• [What is expected]: Images should be left out, and everything else in the listing reproduced exactly.

Extracted data entries:
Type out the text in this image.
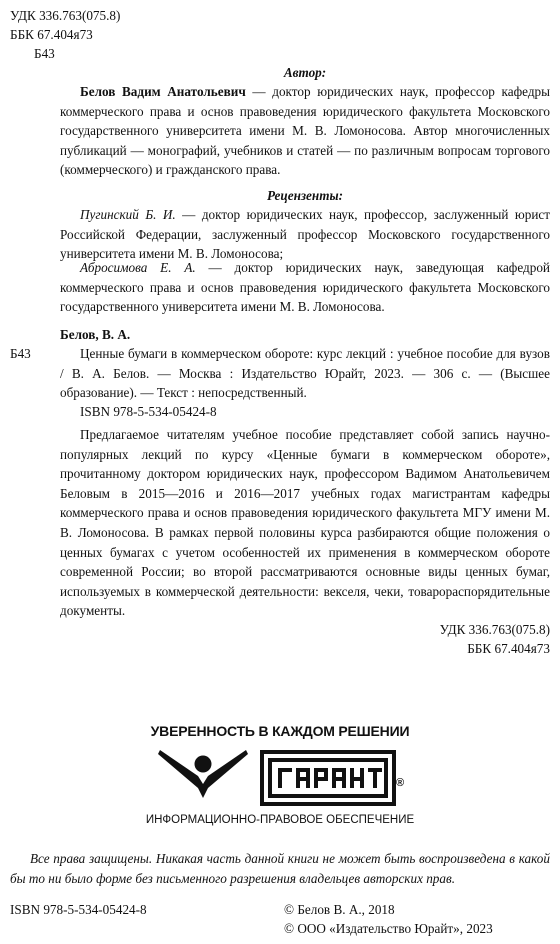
УДК 336.763(075.8)
ББК 67.404я73
Б43
Автор:

Белов Вадим Анатольевич — доктор юридических наук, профессор кафедры коммерческого права и основ правоведения юридического факультета Московского государственного университета имени М. В. Ломоносова. Автор многочисленных публикаций — монографий, учебников и статей — по различным вопросам торгового (коммерческого) и гражданского права.

Рецензенты:

Пугинский Б. И. — доктор юридических наук, профессор, заслуженный юрист Российской Федерации, заслуженный профессор Московского государственного университета имени М. В. Ломоносова;

Абросимова Е. А. — доктор юридических наук, заведующая кафедрой коммерческого права и основ правоведения юридического факультета Московского государственного университета имени М. В. Ломоносова.

Белов, В. А.
Б43	Ценные бумаги в коммерческом обороте: курс лекций : учебное пособие для вузов / В. А. Белов. — Москва : Издательство Юрайт, 2023. — 306 с. — (Высшее образование). — Текст : непосредственный.

ISBN 978-5-534-05424-8

Предлагаемое читателям учебное пособие представляет собой запись научно-популярных лекций по курсу «Ценные бумаги в коммерческом обороте», прочитанному доктором юридических наук, профессором Вадимом Анатольевичем Беловым в 2015—2016 и 2016—2017 учебных годах магистрантам кафедры коммерческого права и основ правоведения юридического факультета МГУ имени М. В. Ломоносова. В рамках первой половины курса разбираются общие положения о ценных бумагах с учетом особенностей их применения в коммерческом обороте современной России; во второй рассматриваются основные виды ценных бумаг, используемых в коммерческой деятельности: векселя, чеки, товарораспорядительные документы.

УДК 336.763(075.8)
ББК 67.404я73
УВЕРЕННОСТЬ В КАЖДОМ РЕШЕНИИ
®
ИНФОРМАЦИОННО-ПРАВОВОЕ ОБЕСПЕЧЕНИЕ

Все права защищены. Никакая часть данной книги не может быть воспроизведена в какой бы то ни было форме без письменного разрешения владельцев авторских прав.

ISBN 978-5-534-05424-8	© Белов В. А., 2018
© ООО «Издательство Юрайт», 2023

• [Completed task]:
Type out the text in this image.
УДК 336.763(075.8)
ББК 67.404я73
Б43
Автор:

Белов Вадим Анатольевич — доктор юридических наук, профессор кафедры коммерческого права и основ правоведения юридического факультета Московского государственного университета имени М. В. Ломоносова. Автор многочисленных публикаций — монографий, учебников и статей — по различным вопросам торгового (коммерческого) и гражданского права.

Рецензенты:

Пугинский Б. И. — доктор юридических наук, профессор, заслуженный юрист Российской Федерации, заслуженный профессор Московского государственного университета имени М. В. Ломоносова;

Абросимова Е. А. — доктор юридических наук, заведующая кафедрой коммерческого права и основ правоведения юридического факультета Московского государственного университета имени М. В. Ломоносова.

Белов, В. А.
Б43	Ценные бумаги в коммерческом обороте: курс лекций : учебное пособие для вузов / В. А. Белов. — Москва : Издательство Юрайт, 2023. — 306 с. — (Высшее образование). — Текст : непосредственный.

ISBN 978-5-534-05424-8

Предлагаемое читателям учебное пособие представляет собой запись научно-популярных лекций по курсу «Ценные бумаги в коммерческом обороте», прочитанному доктором юридических наук, профессором Вадимом Анатольевичем Беловым в 2015—2016 и 2016—2017 учебных годах магистрантам кафедры коммерческого права и основ правоведения юридического факультета МГУ имени М. В. Ломоносова. В рамках первой половины курса разбираются общие положения о ценных бумагах с учетом особенностей их применения в коммерческом обороте современной России; во второй рассматриваются основные виды ценных бумаг, используемых в коммерческой деятельности: векселя, чеки, товарораспорядительные документы.

УДК 336.763(075.8)
ББК 67.404я73
УВЕРЕННОСТЬ В КАЖДОМ РЕШЕНИИ
®
ИНФОРМАЦИОННО-ПРАВОВОЕ ОБЕСПЕЧЕНИЕ

Все права защищены. Никакая часть данной книги не может быть воспроизведена в какой бы то ни было форме без письменного разрешения владельцев авторских прав.

ISBN 978-5-534-05424-8	© Белов В. А., 2018
© ООО «Издательство Юрайт», 2023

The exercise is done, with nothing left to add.